Stored data:

○ ○ ○ ○

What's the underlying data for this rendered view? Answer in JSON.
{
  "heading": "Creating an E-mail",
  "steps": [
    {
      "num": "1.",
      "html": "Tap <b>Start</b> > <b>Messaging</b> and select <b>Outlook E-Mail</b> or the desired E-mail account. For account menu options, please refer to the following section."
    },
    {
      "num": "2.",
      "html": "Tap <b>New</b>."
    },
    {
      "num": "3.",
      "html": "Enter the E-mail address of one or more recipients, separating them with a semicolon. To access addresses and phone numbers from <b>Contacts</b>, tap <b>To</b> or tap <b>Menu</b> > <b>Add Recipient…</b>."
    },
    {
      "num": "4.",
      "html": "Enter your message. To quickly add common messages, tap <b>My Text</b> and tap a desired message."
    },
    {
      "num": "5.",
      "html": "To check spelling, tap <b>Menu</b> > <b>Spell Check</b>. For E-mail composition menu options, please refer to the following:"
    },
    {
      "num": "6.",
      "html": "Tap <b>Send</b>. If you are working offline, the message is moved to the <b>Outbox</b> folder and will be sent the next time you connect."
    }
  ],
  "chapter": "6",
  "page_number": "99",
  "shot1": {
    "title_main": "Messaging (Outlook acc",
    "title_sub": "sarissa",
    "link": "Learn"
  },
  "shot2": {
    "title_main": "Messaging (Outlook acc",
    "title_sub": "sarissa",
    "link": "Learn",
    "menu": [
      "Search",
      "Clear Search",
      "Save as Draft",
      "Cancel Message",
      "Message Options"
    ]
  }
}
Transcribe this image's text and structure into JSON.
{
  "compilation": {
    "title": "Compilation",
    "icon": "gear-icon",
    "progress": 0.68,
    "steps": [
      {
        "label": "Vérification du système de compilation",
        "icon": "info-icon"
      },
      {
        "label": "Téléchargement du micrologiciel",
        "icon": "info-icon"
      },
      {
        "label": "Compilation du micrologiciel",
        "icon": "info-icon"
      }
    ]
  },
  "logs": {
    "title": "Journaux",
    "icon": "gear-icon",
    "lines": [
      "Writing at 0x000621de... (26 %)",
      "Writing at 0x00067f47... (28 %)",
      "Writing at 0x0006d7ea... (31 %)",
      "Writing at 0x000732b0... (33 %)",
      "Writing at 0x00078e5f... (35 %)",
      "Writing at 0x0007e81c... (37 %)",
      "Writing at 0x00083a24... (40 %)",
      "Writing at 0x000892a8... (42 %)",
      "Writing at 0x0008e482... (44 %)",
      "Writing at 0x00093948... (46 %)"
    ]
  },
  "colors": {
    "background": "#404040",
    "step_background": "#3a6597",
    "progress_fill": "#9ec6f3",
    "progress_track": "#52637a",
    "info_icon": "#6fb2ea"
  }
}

○ ○ ○ ○

Exercise brief:
Copy every line from the records above that contains the word "micrologiciel".

Response:
        "label": "Téléchargement du micrologiciel",
        "label": "Compilation du micrologiciel",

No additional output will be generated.